* [Request]: Output the records exactly. Include every line.

* [Exercise materials]:
:::::
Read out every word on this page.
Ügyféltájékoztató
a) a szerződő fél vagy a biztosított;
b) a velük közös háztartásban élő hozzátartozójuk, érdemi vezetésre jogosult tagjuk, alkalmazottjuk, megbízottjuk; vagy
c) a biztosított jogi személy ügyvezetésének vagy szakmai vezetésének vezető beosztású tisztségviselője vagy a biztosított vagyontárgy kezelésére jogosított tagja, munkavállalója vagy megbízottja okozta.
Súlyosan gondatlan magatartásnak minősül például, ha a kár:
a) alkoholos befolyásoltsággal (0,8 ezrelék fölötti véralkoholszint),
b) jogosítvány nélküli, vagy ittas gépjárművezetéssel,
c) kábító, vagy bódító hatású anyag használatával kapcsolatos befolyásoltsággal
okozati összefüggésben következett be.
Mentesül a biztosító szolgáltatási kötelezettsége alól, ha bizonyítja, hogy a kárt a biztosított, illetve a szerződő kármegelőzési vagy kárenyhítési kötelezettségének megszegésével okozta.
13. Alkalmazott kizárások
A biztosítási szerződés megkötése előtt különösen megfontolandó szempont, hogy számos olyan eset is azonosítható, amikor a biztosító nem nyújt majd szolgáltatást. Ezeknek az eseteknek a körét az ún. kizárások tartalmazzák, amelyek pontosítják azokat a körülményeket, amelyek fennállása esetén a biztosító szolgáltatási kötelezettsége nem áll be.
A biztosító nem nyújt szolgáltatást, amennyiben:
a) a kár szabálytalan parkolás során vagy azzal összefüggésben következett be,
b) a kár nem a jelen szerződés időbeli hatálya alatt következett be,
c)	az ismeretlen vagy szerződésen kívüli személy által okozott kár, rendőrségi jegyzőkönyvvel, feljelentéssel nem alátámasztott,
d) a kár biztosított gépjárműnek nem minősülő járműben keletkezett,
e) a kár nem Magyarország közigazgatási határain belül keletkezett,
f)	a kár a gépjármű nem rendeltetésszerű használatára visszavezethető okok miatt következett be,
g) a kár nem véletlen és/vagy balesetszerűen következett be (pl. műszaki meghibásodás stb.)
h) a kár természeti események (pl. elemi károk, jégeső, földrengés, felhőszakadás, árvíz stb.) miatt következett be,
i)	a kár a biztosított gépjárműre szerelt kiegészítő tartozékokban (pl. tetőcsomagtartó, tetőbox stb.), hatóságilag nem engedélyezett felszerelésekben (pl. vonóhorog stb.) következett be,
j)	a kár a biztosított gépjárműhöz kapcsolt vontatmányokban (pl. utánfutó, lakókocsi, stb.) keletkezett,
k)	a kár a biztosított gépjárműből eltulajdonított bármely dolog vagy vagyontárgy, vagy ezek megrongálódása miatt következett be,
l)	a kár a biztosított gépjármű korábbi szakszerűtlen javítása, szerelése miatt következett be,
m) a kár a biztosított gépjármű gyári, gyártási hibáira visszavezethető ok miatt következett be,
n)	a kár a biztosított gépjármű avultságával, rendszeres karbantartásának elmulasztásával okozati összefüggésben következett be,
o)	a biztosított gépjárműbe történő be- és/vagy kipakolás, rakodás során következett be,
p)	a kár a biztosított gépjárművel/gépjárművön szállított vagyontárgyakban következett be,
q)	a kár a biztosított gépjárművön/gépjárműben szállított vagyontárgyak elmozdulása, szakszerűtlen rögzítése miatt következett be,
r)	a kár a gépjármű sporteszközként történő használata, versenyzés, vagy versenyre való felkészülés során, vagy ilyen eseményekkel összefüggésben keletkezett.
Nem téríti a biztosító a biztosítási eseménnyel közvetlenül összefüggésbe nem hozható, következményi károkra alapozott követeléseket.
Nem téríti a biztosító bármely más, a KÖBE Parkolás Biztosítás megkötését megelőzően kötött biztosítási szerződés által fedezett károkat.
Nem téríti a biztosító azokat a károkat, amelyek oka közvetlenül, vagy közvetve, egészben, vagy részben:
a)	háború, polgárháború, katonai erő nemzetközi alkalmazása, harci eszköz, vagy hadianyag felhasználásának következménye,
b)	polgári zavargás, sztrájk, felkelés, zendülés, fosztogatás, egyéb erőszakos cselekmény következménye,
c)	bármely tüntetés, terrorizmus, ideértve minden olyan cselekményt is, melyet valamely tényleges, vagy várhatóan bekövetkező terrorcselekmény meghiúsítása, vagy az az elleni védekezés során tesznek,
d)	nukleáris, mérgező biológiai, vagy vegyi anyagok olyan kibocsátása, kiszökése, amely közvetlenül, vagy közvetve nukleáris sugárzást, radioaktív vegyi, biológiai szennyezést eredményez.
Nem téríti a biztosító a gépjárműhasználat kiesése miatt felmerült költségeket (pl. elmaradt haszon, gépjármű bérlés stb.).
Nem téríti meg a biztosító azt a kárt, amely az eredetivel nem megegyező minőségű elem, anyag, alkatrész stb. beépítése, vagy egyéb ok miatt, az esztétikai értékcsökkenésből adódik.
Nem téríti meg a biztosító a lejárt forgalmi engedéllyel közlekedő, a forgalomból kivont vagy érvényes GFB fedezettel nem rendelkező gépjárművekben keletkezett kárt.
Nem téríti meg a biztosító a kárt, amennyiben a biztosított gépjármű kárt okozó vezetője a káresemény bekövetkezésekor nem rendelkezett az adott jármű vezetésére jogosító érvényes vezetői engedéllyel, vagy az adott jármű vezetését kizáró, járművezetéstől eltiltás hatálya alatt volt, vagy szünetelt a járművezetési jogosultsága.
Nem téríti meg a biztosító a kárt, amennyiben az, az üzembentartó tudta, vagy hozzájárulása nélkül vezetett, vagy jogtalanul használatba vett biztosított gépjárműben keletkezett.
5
:::::
* [Final result]:
Read out every word on this page.
Ügyféltájékoztató
a) a szerződő fél vagy a biztosított;
b) a velük közös háztartásban élő hozzátartozójuk, érdemi vezetésre jogosult tagjuk, alkalmazottjuk, megbízottjuk; vagy
c) a biztosított jogi személy ügyvezetésének vagy szakmai vezetésének vezető beosztású tisztségviselője vagy a biztosított vagyontárgy kezelésére jogosított tagja, munkavállalója vagy megbízottja okozta.
Súlyosan gondatlan magatartásnak minősül például, ha a kár:
a) alkoholos befolyásoltsággal (0,8 ezrelék fölötti véralkoholszint),
b) jogosítvány nélküli, vagy ittas gépjárművezetéssel,
c) kábító, vagy bódító hatású anyag használatával kapcsolatos befolyásoltsággal
okozati összefüggésben következett be.
Mentesül a biztosító szolgáltatási kötelezettsége alól, ha bizonyítja, hogy a kárt a biztosított, illetve a szerződő kármegelőzési vagy kárenyhítési kötelezettségének megszegésével okozta.
13. Alkalmazott kizárások
A biztosítási szerződés megkötése előtt különösen megfontolandó szempont, hogy számos olyan eset is azonosítható, amikor a biztosító nem nyújt majd szolgáltatást. Ezeknek az eseteknek a körét az ún. kizárások tartalmazzák, amelyek pontosítják azokat a körülményeket, amelyek fennállása esetén a biztosító szolgáltatási kötelezettsége nem áll be.
A biztosító nem nyújt szolgáltatást, amennyiben:
a) a kár szabálytalan parkolás során vagy azzal összefüggésben következett be,
b) a kár nem a jelen szerződés időbeli hatálya alatt következett be,
c)	az ismeretlen vagy szerződésen kívüli személy által okozott kár, rendőrségi jegyzőkönyvvel, feljelentéssel nem alátámasztott,
d) a kár biztosított gépjárműnek nem minősülő járműben keletkezett,
e) a kár nem Magyarország közigazgatási határain belül keletkezett,
f)	a kár a gépjármű nem rendeltetésszerű használatára visszavezethető okok miatt következett be,
g) a kár nem véletlen és/vagy balesetszerűen következett be (pl. műszaki meghibásodás stb.)
h) a kár természeti események (pl. elemi károk, jégeső, földrengés, felhőszakadás, árvíz stb.) miatt következett be,
i)	a kár a biztosított gépjárműre szerelt kiegészítő tartozékokban (pl. tetőcsomagtartó, tetőbox stb.), hatóságilag nem engedélyezett felszerelésekben (pl. vonóhorog stb.) következett be,
j)	a kár a biztosított gépjárműhöz kapcsolt vontatmányokban (pl. utánfutó, lakókocsi, stb.) keletkezett,
k)	a kár a biztosított gépjárműből eltulajdonított bármely dolog vagy vagyontárgy, vagy ezek megrongálódása miatt következett be,
l)	a kár a biztosított gépjármű korábbi szakszerűtlen javítása, szerelése miatt következett be,
m) a kár a biztosított gépjármű gyári, gyártási hibáira visszavezethető ok miatt következett be,
n)	a kár a biztosított gépjármű avultságával, rendszeres karbantartásának elmulasztásával okozati összefüggésben következett be,
o)	a biztosított gépjárműbe történő be- és/vagy kipakolás, rakodás során következett be,
p)	a kár a biztosított gépjárművel/gépjárművön szállított vagyontárgyakban következett be,
q)	a kár a biztosított gépjárművön/gépjárműben szállított vagyontárgyak elmozdulása, szakszerűtlen rögzítése miatt következett be,
r)	a kár a gépjármű sporteszközként történő használata, versenyzés, vagy versenyre való felkészülés során, vagy ilyen eseményekkel összefüggésben keletkezett.
Nem téríti a biztosító a biztosítási eseménnyel közvetlenül összefüggésbe nem hozható, következményi károkra alapozott követeléseket.
Nem téríti a biztosító bármely más, a KÖBE Parkolás Biztosítás megkötését megelőzően kötött biztosítási szerződés által fedezett károkat.
Nem téríti a biztosító azokat a károkat, amelyek oka közvetlenül, vagy közvetve, egészben, vagy részben:
a)	háború, polgárháború, katonai erő nemzetközi alkalmazása, harci eszköz, vagy hadianyag felhasználásának következménye,
b)	polgári zavargás, sztrájk, felkelés, zendülés, fosztogatás, egyéb erőszakos cselekmény következménye,
c)	bármely tüntetés, terrorizmus, ideértve minden olyan cselekményt is, melyet valamely tényleges, vagy várhatóan bekövetkező terrorcselekmény meghiúsítása, vagy az az elleni védekezés során tesznek,
d)	nukleáris, mérgező biológiai, vagy vegyi anyagok olyan kibocsátása, kiszökése, amely közvetlenül, vagy közvetve nukleáris sugárzást, radioaktív vegyi, biológiai szennyezést eredményez.
Nem téríti a biztosító a gépjárműhasználat kiesése miatt felmerült költségeket (pl. elmaradt haszon, gépjármű bérlés stb.).
Nem téríti meg a biztosító azt a kárt, amely az eredetivel nem megegyező minőségű elem, anyag, alkatrész stb. beépítése, vagy egyéb ok miatt, az esztétikai értékcsökkenésből adódik.
Nem téríti meg a biztosító a lejárt forgalmi engedéllyel közlekedő, a forgalomból kivont vagy érvényes GFB fedezettel nem rendelkező gépjárművekben keletkezett kárt.
Nem téríti meg a biztosító a kárt, amennyiben a biztosított gépjármű kárt okozó vezetője a káresemény bekövetkezésekor nem rendelkezett az adott jármű vezetésére jogosító érvényes vezetői engedéllyel, vagy az adott jármű vezetését kizáró, járművezetéstől eltiltás hatálya alatt volt, vagy szünetelt a járművezetési jogosultsága.
Nem téríti meg a biztosító a kárt, amennyiben az, az üzembentartó tudta, vagy hozzájárulása nélkül vezetett, vagy jogtalanul használatba vett biztosított gépjárműben keletkezett.
5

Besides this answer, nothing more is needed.